--- start of INPUT DATA ---

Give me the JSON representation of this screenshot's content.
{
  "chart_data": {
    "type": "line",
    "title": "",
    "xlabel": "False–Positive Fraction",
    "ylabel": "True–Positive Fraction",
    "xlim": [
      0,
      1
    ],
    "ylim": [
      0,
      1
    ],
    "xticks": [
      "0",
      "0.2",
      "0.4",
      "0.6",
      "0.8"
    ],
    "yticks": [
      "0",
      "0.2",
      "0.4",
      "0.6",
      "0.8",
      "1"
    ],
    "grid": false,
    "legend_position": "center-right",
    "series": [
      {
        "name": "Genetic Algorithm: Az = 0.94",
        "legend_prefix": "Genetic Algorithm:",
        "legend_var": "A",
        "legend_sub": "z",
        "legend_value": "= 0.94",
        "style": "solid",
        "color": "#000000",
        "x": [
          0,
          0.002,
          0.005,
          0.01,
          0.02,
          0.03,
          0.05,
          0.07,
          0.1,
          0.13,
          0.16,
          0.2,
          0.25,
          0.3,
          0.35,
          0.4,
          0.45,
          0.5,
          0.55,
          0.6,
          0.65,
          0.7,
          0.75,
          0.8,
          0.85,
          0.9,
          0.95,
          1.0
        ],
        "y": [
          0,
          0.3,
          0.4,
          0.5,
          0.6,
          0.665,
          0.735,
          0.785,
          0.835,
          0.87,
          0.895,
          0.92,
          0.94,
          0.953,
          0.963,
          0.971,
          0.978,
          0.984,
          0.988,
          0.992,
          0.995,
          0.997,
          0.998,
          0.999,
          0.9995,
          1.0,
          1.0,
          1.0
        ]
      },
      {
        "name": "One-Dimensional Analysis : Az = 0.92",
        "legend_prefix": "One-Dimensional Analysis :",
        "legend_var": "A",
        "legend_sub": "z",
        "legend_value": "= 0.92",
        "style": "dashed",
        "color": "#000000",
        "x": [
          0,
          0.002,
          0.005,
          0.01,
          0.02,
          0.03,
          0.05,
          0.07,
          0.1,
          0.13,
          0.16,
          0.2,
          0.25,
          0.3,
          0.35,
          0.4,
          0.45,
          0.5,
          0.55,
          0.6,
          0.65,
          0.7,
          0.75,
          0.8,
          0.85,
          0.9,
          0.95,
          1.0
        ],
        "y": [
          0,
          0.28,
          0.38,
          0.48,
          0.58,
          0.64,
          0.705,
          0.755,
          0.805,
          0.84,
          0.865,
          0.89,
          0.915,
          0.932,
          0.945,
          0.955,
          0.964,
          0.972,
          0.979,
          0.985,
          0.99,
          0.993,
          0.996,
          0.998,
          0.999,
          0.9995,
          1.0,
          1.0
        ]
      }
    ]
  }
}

--- end of INPUT DATA ---

**THE TASK**: Filter the records down to the lines that contain the string "Analysis", and copy those lines.

**THE COMPLETED TASK**:
        "name": "One-Dimensional Analysis : Az = 0.92",
        "legend_prefix": "One-Dimensional Analysis :",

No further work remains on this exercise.